## To do:
Your task is to quote the material that follows, in full and exactly.

(Data listing)
++++++++

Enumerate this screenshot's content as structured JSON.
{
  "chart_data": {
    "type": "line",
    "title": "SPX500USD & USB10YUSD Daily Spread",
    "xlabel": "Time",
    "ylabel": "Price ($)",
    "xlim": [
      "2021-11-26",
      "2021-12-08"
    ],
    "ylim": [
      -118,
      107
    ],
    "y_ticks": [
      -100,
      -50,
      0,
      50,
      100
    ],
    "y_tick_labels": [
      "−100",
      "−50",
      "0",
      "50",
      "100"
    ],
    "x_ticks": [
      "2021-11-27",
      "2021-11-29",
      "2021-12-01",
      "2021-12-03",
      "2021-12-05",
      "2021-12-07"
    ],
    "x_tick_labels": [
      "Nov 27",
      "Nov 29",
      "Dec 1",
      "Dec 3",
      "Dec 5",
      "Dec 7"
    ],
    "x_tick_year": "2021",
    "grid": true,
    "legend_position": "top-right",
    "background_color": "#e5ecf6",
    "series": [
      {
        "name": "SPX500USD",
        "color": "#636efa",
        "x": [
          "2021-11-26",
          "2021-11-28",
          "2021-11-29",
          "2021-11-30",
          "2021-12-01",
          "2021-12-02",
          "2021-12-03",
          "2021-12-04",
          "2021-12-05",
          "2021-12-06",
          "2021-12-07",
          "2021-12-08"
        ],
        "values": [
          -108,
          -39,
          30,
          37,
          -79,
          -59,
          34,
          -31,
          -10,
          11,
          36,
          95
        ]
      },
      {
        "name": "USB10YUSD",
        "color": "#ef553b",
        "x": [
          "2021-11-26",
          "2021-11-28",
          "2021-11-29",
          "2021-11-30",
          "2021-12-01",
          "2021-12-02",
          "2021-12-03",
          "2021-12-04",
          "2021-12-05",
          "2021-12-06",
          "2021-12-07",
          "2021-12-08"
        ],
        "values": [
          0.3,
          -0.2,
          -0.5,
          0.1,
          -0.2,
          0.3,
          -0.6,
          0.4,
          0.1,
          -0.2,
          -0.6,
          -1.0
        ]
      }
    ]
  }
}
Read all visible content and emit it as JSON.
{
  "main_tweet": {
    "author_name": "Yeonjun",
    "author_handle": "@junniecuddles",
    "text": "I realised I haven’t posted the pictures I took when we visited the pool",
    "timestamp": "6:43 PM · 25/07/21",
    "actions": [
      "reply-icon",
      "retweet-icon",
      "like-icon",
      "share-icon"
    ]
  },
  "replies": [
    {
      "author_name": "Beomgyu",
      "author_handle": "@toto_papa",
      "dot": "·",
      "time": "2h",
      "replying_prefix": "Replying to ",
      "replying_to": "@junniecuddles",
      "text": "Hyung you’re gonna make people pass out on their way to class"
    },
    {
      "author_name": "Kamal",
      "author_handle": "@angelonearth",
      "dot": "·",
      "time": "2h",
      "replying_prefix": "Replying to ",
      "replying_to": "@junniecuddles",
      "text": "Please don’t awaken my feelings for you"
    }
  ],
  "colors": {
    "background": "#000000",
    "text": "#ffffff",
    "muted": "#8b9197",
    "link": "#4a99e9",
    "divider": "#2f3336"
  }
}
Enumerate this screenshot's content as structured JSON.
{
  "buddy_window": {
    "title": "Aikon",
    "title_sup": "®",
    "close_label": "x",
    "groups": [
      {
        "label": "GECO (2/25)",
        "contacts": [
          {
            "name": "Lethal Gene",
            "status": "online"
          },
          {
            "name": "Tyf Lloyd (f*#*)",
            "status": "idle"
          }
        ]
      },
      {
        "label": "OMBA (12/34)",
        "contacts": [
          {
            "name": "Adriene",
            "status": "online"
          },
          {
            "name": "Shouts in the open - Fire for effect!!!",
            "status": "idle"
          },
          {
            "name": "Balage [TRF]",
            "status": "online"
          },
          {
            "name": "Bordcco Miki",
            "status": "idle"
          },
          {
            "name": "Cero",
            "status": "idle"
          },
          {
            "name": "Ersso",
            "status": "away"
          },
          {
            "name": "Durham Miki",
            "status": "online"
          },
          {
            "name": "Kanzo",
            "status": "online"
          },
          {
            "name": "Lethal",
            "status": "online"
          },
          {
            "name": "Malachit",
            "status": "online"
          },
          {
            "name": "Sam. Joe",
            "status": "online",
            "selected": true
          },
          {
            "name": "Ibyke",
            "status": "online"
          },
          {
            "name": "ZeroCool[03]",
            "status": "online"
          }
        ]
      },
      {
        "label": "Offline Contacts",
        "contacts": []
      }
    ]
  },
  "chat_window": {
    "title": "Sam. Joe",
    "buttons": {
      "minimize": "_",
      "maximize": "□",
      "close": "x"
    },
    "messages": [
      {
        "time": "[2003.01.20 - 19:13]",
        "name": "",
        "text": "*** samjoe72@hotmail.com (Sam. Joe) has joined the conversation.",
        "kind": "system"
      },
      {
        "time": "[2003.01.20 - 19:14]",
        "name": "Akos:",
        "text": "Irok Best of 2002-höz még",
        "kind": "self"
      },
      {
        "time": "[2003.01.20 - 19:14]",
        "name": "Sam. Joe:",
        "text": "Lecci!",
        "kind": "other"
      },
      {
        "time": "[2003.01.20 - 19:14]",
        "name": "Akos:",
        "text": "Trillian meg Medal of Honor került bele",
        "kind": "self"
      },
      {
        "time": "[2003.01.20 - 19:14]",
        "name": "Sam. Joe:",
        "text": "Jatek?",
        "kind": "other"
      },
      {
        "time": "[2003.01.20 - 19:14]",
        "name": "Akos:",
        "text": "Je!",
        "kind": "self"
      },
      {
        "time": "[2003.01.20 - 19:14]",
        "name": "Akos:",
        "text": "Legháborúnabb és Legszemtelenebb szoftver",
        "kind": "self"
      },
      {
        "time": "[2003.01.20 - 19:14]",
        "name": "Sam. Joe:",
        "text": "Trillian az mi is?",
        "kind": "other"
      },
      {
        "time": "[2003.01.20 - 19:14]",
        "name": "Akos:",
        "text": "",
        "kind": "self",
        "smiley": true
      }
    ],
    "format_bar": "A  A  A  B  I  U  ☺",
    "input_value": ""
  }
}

++++++++

## Task result:
Enumerate this screenshot's content as structured JSON.
{
  "chart_data": {
    "type": "line",
    "title": "SPX500USD & USB10YUSD Daily Spread",
    "xlabel": "Time",
    "ylabel": "Price ($)",
    "xlim": [
      "2021-11-26",
      "2021-12-08"
    ],
    "ylim": [
      -118,
      107
    ],
    "y_ticks": [
      -100,
      -50,
      0,
      50,
      100
    ],
    "y_tick_labels": [
      "−100",
      "−50",
      "0",
      "50",
      "100"
    ],
    "x_ticks": [
      "2021-11-27",
      "2021-11-29",
      "2021-12-01",
      "2021-12-03",
      "2021-12-05",
      "2021-12-07"
    ],
    "x_tick_labels": [
      "Nov 27",
      "Nov 29",
      "Dec 1",
      "Dec 3",
      "Dec 5",
      "Dec 7"
    ],
    "x_tick_year": "2021",
    "grid": true,
    "legend_position": "top-right",
    "background_color": "#e5ecf6",
    "series": [
      {
        "name": "SPX500USD",
        "color": "#636efa",
        "x": [
          "2021-11-26",
          "2021-11-28",
          "2021-11-29",
          "2021-11-30",
          "2021-12-01",
          "2021-12-02",
          "2021-12-03",
          "2021-12-04",
          "2021-12-05",
          "2021-12-06",
          "2021-12-07",
          "2021-12-08"
        ],
        "values": [
          -108,
          -39,
          30,
          37,
          -79,
          -59,
          34,
          -31,
          -10,
          11,
          36,
          95
        ]
      },
      {
        "name": "USB10YUSD",
        "color": "#ef553b",
        "x": [
          "2021-11-26",
          "2021-11-28",
          "2021-11-29",
          "2021-11-30",
          "2021-12-01",
          "2021-12-02",
          "2021-12-03",
          "2021-12-04",
          "2021-12-05",
          "2021-12-06",
          "2021-12-07",
          "2021-12-08"
        ],
        "values": [
          0.3,
          -0.2,
          -0.5,
          0.1,
          -0.2,
          0.3,
          -0.6,
          0.4,
          0.1,
          -0.2,
          -0.6,
          -1.0
        ]
      }
    ]
  }
}
Read all visible content and emit it as JSON.
{
  "main_tweet": {
    "author_name": "Yeonjun",
    "author_handle": "@junniecuddles",
    "text": "I realised I haven’t posted the pictures I took when we visited the pool",
    "timestamp": "6:43 PM · 25/07/21",
    "actions": [
      "reply-icon",
      "retweet-icon",
      "like-icon",
      "share-icon"
    ]
  },
  "replies": [
    {
      "author_name": "Beomgyu",
      "author_handle": "@toto_papa",
      "dot": "·",
      "time": "2h",
      "replying_prefix": "Replying to ",
      "replying_to": "@junniecuddles",
      "text": "Hyung you’re gonna make people pass out on their way to class"
    },
    {
      "author_name": "Kamal",
      "author_handle": "@angelonearth",
      "dot": "·",
      "time": "2h",
      "replying_prefix": "Replying to ",
      "replying_to": "@junniecuddles",
      "text": "Please don’t awaken my feelings for you"
    }
  ],
  "colors": {
    "background": "#000000",
    "text": "#ffffff",
    "muted": "#8b9197",
    "link": "#4a99e9",
    "divider": "#2f3336"
  }
}
Enumerate this screenshot's content as structured JSON.
{
  "buddy_window": {
    "title": "Aikon",
    "title_sup": "®",
    "close_label": "x",
    "groups": [
      {
        "label": "GECO (2/25)",
        "contacts": [
          {
            "name": "Lethal Gene",
            "status": "online"
          },
          {
            "name": "Tyf Lloyd (f*#*)",
            "status": "idle"
          }
        ]
      },
      {
        "label": "OMBA (12/34)",
        "contacts": [
          {
            "name": "Adriene",
            "status": "online"
          },
          {
            "name": "Shouts in the open - Fire for effect!!!",
            "status": "idle"
          },
          {
            "name": "Balage [TRF]",
            "status": "online"
          },
          {
            "name": "Bordcco Miki",
            "status": "idle"
          },
          {
            "name": "Cero",
            "status": "idle"
          },
          {
            "name": "Ersso",
            "status": "away"
          },
          {
            "name": "Durham Miki",
            "status": "online"
          },
          {
            "name": "Kanzo",
            "status": "online"
          },
          {
            "name": "Lethal",
            "status": "online"
          },
          {
            "name": "Malachit",
            "status": "online"
          },
          {
            "name": "Sam. Joe",
            "status": "online",
            "selected": true
          },
          {
            "name": "Ibyke",
            "status": "online"
          },
          {
            "name": "ZeroCool[03]",
            "status": "online"
          }
        ]
      },
      {
        "label": "Offline Contacts",
        "contacts": []
      }
    ]
  },
  "chat_window": {
    "title": "Sam. Joe",
    "buttons": {
      "minimize": "_",
      "maximize": "□",
      "close": "x"
    },
    "messages": [
      {
        "time": "[2003.01.20 - 19:13]",
        "name": "",
        "text": "*** samjoe72@hotmail.com (Sam. Joe) has joined the conversation.",
        "kind": "system"
      },
      {
        "time": "[2003.01.20 - 19:14]",
        "name": "Akos:",
        "text": "Irok Best of 2002-höz még",
        "kind": "self"
      },
      {
        "time": "[2003.01.20 - 19:14]",
        "name": "Sam. Joe:",
        "text": "Lecci!",
        "kind": "other"
      },
      {
        "time": "[2003.01.20 - 19:14]",
        "name": "Akos:",
        "text": "Trillian meg Medal of Honor került bele",
        "kind": "self"
      },
      {
        "time": "[2003.01.20 - 19:14]",
        "name": "Sam. Joe:",
        "text": "Jatek?",
        "kind": "other"
      },
      {
        "time": "[2003.01.20 - 19:14]",
        "name": "Akos:",
        "text": "Je!",
        "kind": "self"
      },
      {
        "time": "[2003.01.20 - 19:14]",
        "name": "Akos:",
        "text": "Legháborúnabb és Legszemtelenebb szoftver",
        "kind": "self"
      },
      {
        "time": "[2003.01.20 - 19:14]",
        "name": "Sam. Joe:",
        "text": "Trillian az mi is?",
        "kind": "other"
      },
      {
        "time": "[2003.01.20 - 19:14]",
        "name": "Akos:",
        "text": "",
        "kind": "self",
        "smiley": true
      }
    ],
    "format_bar": "A  A  A  B  I  U  ☺",
    "input_value": ""
  }
}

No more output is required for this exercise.